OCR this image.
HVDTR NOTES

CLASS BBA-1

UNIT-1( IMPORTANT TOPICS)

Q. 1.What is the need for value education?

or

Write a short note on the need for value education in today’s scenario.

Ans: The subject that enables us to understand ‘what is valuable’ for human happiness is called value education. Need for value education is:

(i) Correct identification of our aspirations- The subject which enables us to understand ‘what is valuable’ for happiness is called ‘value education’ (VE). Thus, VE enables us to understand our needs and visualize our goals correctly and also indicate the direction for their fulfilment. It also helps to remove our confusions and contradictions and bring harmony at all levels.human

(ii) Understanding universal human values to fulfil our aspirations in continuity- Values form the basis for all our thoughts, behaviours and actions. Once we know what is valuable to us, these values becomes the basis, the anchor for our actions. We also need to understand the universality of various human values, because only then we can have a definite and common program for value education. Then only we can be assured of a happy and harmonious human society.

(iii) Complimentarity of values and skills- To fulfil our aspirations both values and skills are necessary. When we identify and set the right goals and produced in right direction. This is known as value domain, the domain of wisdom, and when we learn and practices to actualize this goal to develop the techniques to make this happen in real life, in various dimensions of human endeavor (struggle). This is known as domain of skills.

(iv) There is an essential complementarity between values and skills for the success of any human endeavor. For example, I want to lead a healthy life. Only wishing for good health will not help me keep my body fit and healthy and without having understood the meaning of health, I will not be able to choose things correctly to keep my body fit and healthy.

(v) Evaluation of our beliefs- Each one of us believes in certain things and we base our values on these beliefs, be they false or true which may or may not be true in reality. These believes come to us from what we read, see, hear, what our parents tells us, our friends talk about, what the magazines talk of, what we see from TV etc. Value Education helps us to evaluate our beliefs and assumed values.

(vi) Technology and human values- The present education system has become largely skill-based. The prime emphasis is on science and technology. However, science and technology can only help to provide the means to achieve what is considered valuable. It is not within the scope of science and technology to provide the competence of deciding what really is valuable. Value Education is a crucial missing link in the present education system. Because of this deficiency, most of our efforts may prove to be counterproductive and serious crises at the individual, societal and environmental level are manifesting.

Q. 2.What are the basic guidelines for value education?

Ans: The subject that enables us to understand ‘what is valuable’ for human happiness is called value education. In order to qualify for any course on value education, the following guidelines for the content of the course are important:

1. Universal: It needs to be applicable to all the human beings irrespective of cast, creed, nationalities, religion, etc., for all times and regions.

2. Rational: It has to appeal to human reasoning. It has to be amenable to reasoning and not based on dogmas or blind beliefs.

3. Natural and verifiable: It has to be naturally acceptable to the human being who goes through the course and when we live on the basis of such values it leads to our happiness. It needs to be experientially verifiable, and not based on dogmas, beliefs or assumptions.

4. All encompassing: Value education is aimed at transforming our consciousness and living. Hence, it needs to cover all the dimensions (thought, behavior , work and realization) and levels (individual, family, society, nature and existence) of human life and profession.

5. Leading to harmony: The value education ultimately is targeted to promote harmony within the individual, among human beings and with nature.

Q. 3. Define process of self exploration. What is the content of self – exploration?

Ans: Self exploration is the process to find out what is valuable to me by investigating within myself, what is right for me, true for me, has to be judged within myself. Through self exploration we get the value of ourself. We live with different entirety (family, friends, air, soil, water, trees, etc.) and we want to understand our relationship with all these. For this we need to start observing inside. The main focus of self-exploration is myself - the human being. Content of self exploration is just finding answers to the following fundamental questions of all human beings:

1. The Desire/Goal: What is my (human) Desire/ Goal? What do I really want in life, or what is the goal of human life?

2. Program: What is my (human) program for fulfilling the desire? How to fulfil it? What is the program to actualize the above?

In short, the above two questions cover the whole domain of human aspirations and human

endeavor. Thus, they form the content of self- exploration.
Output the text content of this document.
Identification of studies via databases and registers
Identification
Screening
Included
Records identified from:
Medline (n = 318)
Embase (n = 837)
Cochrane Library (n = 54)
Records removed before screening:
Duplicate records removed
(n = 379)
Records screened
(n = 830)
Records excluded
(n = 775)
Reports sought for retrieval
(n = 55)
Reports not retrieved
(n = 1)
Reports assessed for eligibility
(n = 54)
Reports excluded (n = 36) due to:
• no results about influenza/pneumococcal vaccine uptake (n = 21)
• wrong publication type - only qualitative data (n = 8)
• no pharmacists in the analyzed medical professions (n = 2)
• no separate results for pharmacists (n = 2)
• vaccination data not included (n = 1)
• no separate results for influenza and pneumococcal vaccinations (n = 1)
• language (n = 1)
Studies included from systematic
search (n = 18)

══════════════════════════════

#### [Problem to solve]
Write down the full listing again, exactly.

#### [Answer to the exercise]
OCR this image.
HVDTR NOTES

CLASS BBA-1

UNIT-1( IMPORTANT TOPICS)

Q. 1.What is the need for value education?

or

Write a short note on the need for value education in today’s scenario.

Ans: The subject that enables us to understand ‘what is valuable’ for human happiness is called value education. Need for value education is:

(i) Correct identification of our aspirations- The subject which enables us to understand ‘what is valuable’ for happiness is called ‘value education’ (VE). Thus, VE enables us to understand our needs and visualize our goals correctly and also indicate the direction for their fulfilment. It also helps to remove our confusions and contradictions and bring harmony at all levels.human

(ii) Understanding universal human values to fulfil our aspirations in continuity- Values form the basis for all our thoughts, behaviours and actions. Once we know what is valuable to us, these values becomes the basis, the anchor for our actions. We also need to understand the universality of various human values, because only then we can have a definite and common program for value education. Then only we can be assured of a happy and harmonious human society.

(iii) Complimentarity of values and skills- To fulfil our aspirations both values and skills are necessary. When we identify and set the right goals and produced in right direction. This is known as value domain, the domain of wisdom, and when we learn and practices to actualize this goal to develop the techniques to make this happen in real life, in various dimensions of human endeavor (struggle). This is known as domain of skills.

(iv) There is an essential complementarity between values and skills for the success of any human endeavor. For example, I want to lead a healthy life. Only wishing for good health will not help me keep my body fit and healthy and without having understood the meaning of health, I will not be able to choose things correctly to keep my body fit and healthy.

(v) Evaluation of our beliefs- Each one of us believes in certain things and we base our values on these beliefs, be they false or true which may or may not be true in reality. These believes come to us from what we read, see, hear, what our parents tells us, our friends talk about, what the magazines talk of, what we see from TV etc. Value Education helps us to evaluate our beliefs and assumed values.

(vi) Technology and human values- The present education system has become largely skill-based. The prime emphasis is on science and technology. However, science and technology can only help to provide the means to achieve what is considered valuable. It is not within the scope of science and technology to provide the competence of deciding what really is valuable. Value Education is a crucial missing link in the present education system. Because of this deficiency, most of our efforts may prove to be counterproductive and serious crises at the individual, societal and environmental level are manifesting.

Q. 2.What are the basic guidelines for value education?

Ans: The subject that enables us to understand ‘what is valuable’ for human happiness is called value education. In order to qualify for any course on value education, the following guidelines for the content of the course are important:

1. Universal: It needs to be applicable to all the human beings irrespective of cast, creed, nationalities, religion, etc., for all times and regions.

2. Rational: It has to appeal to human reasoning. It has to be amenable to reasoning and not based on dogmas or blind beliefs.

3. Natural and verifiable: It has to be naturally acceptable to the human being who goes through the course and when we live on the basis of such values it leads to our happiness. It needs to be experientially verifiable, and not based on dogmas, beliefs or assumptions.

4. All encompassing: Value education is aimed at transforming our consciousness and living. Hence, it needs to cover all the dimensions (thought, behavior , work and realization) and levels (individual, family, society, nature and existence) of human life and profession.

5. Leading to harmony: The value education ultimately is targeted to promote harmony within the individual, among human beings and with nature.

Q. 3. Define process of self exploration. What is the content of self – exploration?

Ans: Self exploration is the process to find out what is valuable to me by investigating within myself, what is right for me, true for me, has to be judged within myself. Through self exploration we get the value of ourself. We live with different entirety (family, friends, air, soil, water, trees, etc.) and we want to understand our relationship with all these. For this we need to start observing inside. The main focus of self-exploration is myself - the human being. Content of self exploration is just finding answers to the following fundamental questions of all human beings:

1. The Desire/Goal: What is my (human) Desire/ Goal? What do I really want in life, or what is the goal of human life?

2. Program: What is my (human) program for fulfilling the desire? How to fulfil it? What is the program to actualize the above?

In short, the above two questions cover the whole domain of human aspirations and human

endeavor. Thus, they form the content of self- exploration.
Output the text content of this document.
Identification of studies via databases and registers
Identification
Screening
Included
Records identified from:
Medline (n = 318)
Embase (n = 837)
Cochrane Library (n = 54)
Records removed before screening:
Duplicate records removed
(n = 379)
Records screened
(n = 830)
Records excluded
(n = 775)
Reports sought for retrieval
(n = 55)
Reports not retrieved
(n = 1)
Reports assessed for eligibility
(n = 54)
Reports excluded (n = 36) due to:
• no results about influenza/pneumococcal vaccine uptake (n = 21)
• wrong publication type - only qualitative data (n = 8)
• no pharmacists in the analyzed medical professions (n = 2)
• no separate results for pharmacists (n = 2)
• vaccination data not included (n = 1)
• no separate results for influenza and pneumococcal vaccinations (n = 1)
• language (n = 1)
Studies included from systematic
search (n = 18)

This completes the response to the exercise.